### WHAT IS EXPECTED:
Where a line in the listing below contains the word "text", copy that line.

━━━━━ INPUT RECORDS ━━━━━

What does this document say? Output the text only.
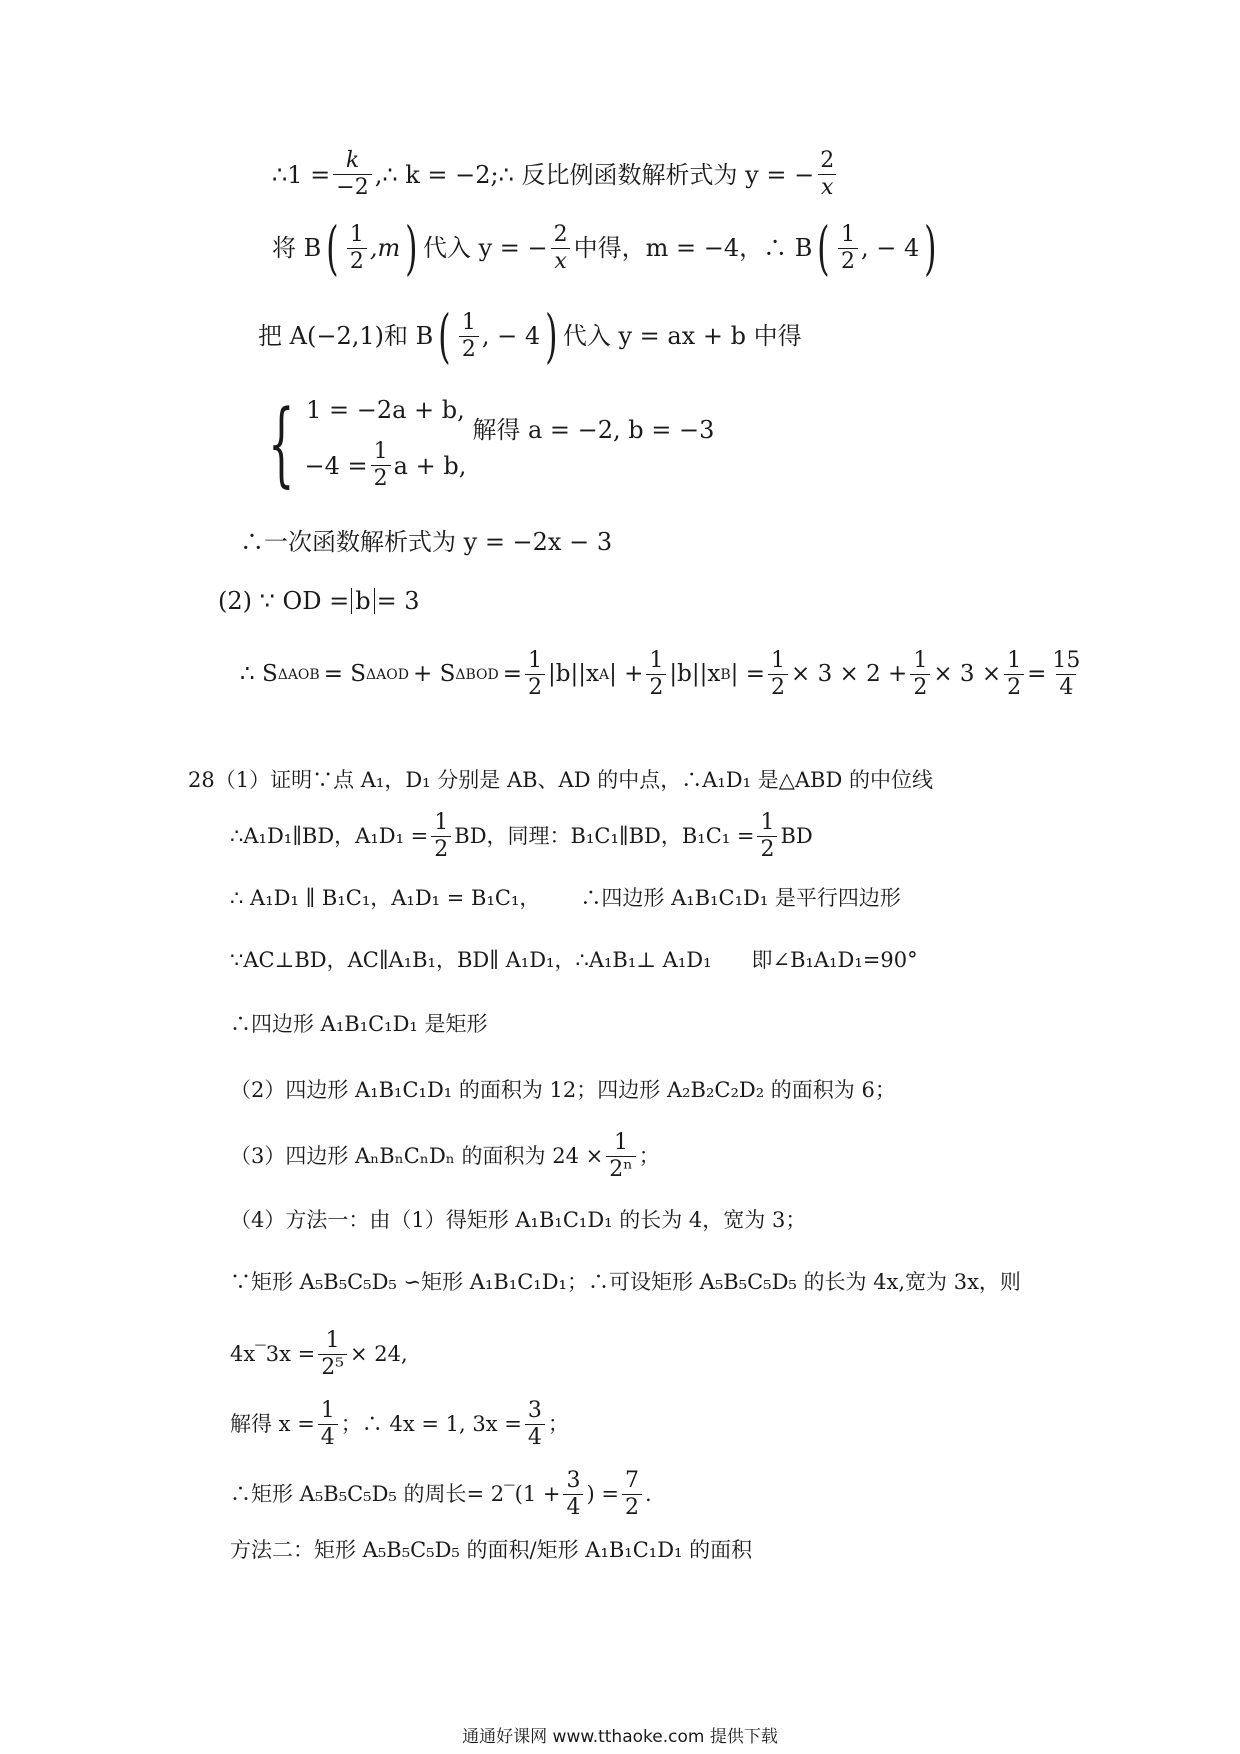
∴1 = $\frac{k}{-2}$ ,∴ k = −2;∴ 反比例函数解析式为 y = − $\frac{2}{x}$
将 B ( $\frac{1}{2} ,m$ ) 代入 y = − $\frac{2}{x}$ 中得，m = −4，∴ B ( $\frac{1}{2}$ , − 4 )
把 A ( −2,1 ) 和 B ( $\frac{1}{2}$ , − 4 ) 代入 y = ax + b 中得
{ 1 = −2a + b,
$-4 = \frac{1}{2}$ a + b,
解得 a = −2, b = −3
∴一次函数解析式为 y = −2x − 3
(2) ∵ OD = b = 3
∴ S ΔAOB = S ΔAOD + S $\Delta BOD = \frac{1}{2} |b||x$ A | + $\frac{1}{2} |b||x$ B | = $\frac{1}{2} \times 3 \times 2 + \frac{1}{2} \times 3 \times \frac{1}{2} = \frac{15}{4}$
28（1）证明∵点 A₁，D₁ 分别是 AB、AD 的中点，∴A₁D₁ 是△ABD 的中位线
∴A₁D₁∥BD，$A_1D_1 = \frac{1}{2}$ BD，同理：B₁C₁∥BD，$B_1C_1 = \frac{1}{2}$ BD
∴ A₁D₁ ∥ B₁C₁，A₁D₁ = B₁C₁， ∴四边形 A₁B₁C₁D₁ 是平行四边形
∵AC⊥BD，AC∥A₁B₁，BD∥ A₁D₁，∴A₁B₁⊥ A₁D₁ 即∠B₁A₁D₁=90°
∴四边形 A₁B₁C₁D₁ 是矩形
（2）四边形 A₁B₁C₁D₁ 的面积为 12；四边形 A₂B₂C₂D₂ 的面积为 6；
（3）四边形 AₙBₙCₙDₙ 的面积为 $24 \times \frac{1}{\text{2ⁿ}}$ ；
（4）方法一：由（1）得矩形 A₁B₁C₁D₁ 的长为 4，宽为 3；
∵矩形 A₅B₅C₅D₅ ∽矩形 A₁B₁C₁D₁；∴可设矩形 A₅B₅C₅D₅ 的长为 4x,宽为 3x，则
4x‾3x = $\frac{1}{\text{2⁵}} \times 24$,
解得 $x = \frac{1}{4}$ ；∴ 4x = 1, $3x = \frac{3}{4}$ ；
∴矩形 A₅B₅C₅D₅ 的周长= 2‾(1 + $\frac{3}{4}$ ) = $\frac{7}{2}$ .
方法二：矩形 A₅B₅C₅D₅ 的面积/矩形 A₁B₁C₁D₁ 的面积
通通好课网 www.tthaoke.com 提供下载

━━━━━

### RESPONSE BELOW:
What does this document say? Output the text only.
（3）四边形 AₙBₙCₙDₙ 的面积为 $24 \times \frac{1}{\text{2ⁿ}}$ ；
4x‾3x = $\frac{1}{\text{2⁵}} \times 24$,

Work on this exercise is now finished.